Task goal => Print the entries below word for word; the pictures stay out of your copy.

Entries supplied =>
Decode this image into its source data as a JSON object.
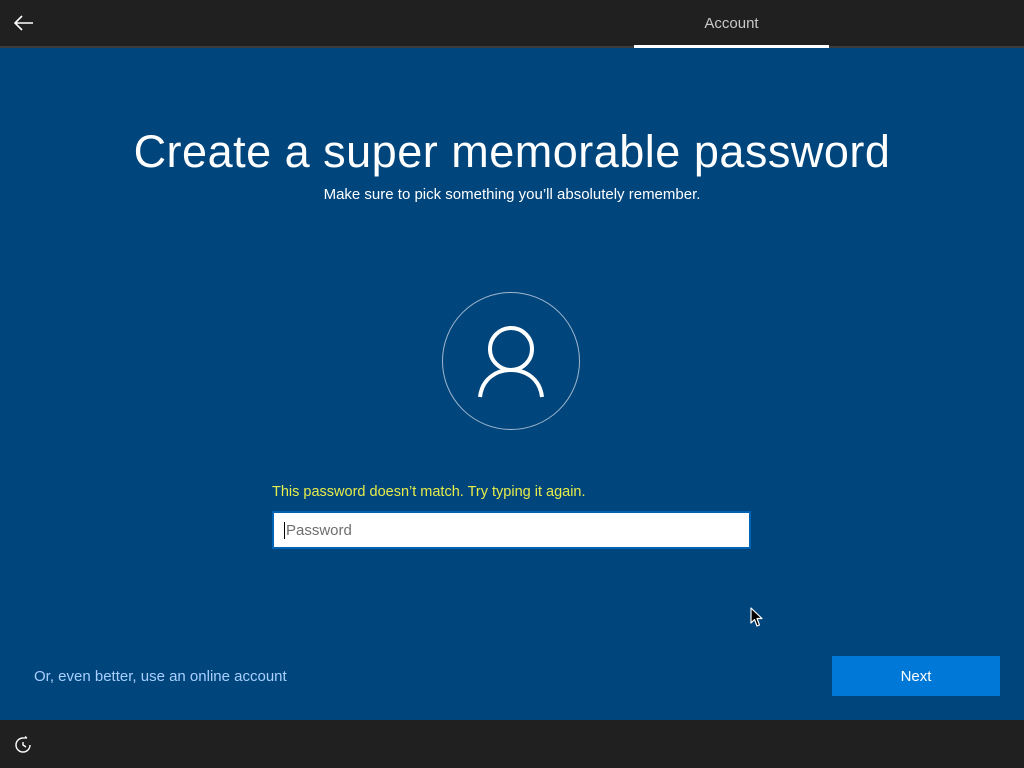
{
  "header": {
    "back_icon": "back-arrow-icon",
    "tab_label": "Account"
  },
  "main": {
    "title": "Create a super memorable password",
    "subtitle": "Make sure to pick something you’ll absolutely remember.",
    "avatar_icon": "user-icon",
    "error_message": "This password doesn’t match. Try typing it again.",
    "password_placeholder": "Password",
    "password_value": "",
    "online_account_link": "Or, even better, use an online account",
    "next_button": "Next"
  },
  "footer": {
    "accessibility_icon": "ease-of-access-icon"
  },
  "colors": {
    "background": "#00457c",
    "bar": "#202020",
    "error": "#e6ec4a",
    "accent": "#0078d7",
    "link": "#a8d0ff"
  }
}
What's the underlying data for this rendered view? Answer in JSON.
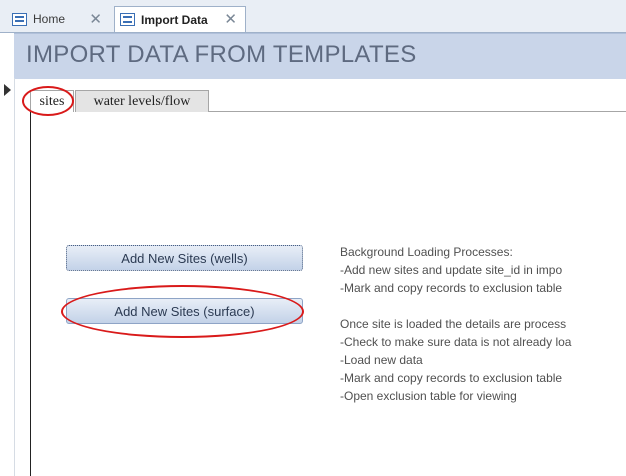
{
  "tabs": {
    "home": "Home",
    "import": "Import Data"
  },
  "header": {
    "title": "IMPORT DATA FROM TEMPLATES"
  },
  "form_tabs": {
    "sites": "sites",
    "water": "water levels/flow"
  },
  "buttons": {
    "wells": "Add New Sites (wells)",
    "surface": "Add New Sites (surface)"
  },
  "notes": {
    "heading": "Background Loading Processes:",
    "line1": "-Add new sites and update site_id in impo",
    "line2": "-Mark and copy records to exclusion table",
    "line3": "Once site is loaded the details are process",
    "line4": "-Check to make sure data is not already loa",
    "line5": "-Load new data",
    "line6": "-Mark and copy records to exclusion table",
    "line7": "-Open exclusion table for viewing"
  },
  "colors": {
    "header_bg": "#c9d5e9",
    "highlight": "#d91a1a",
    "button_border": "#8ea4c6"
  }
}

Result of the task =>
Decode this image into its source data as a JSON object.
{
  "header": {
    "back_icon": "back-arrow-icon",
    "tab_label": "Account"
  },
  "main": {
    "title": "Create a super memorable password",
    "subtitle": "Make sure to pick something you’ll absolutely remember.",
    "avatar_icon": "user-icon",
    "error_message": "This password doesn’t match. Try typing it again.",
    "password_placeholder": "Password",
    "password_value": "",
    "online_account_link": "Or, even better, use an online account",
    "next_button": "Next"
  },
  "footer": {
    "accessibility_icon": "ease-of-access-icon"
  },
  "colors": {
    "background": "#00457c",
    "bar": "#202020",
    "error": "#e6ec4a",
    "accent": "#0078d7",
    "link": "#a8d0ff"
  }
}
What's the underlying data for this rendered view? Answer in JSON.
{
  "tabs": {
    "home": "Home",
    "import": "Import Data"
  },
  "header": {
    "title": "IMPORT DATA FROM TEMPLATES"
  },
  "form_tabs": {
    "sites": "sites",
    "water": "water levels/flow"
  },
  "buttons": {
    "wells": "Add New Sites (wells)",
    "surface": "Add New Sites (surface)"
  },
  "notes": {
    "heading": "Background Loading Processes:",
    "line1": "-Add new sites and update site_id in impo",
    "line2": "-Mark and copy records to exclusion table",
    "line3": "Once site is loaded the details are process",
    "line4": "-Check to make sure data is not already loa",
    "line5": "-Load new data",
    "line6": "-Mark and copy records to exclusion table",
    "line7": "-Open exclusion table for viewing"
  },
  "colors": {
    "header_bg": "#c9d5e9",
    "highlight": "#d91a1a",
    "button_border": "#8ea4c6"
  }
}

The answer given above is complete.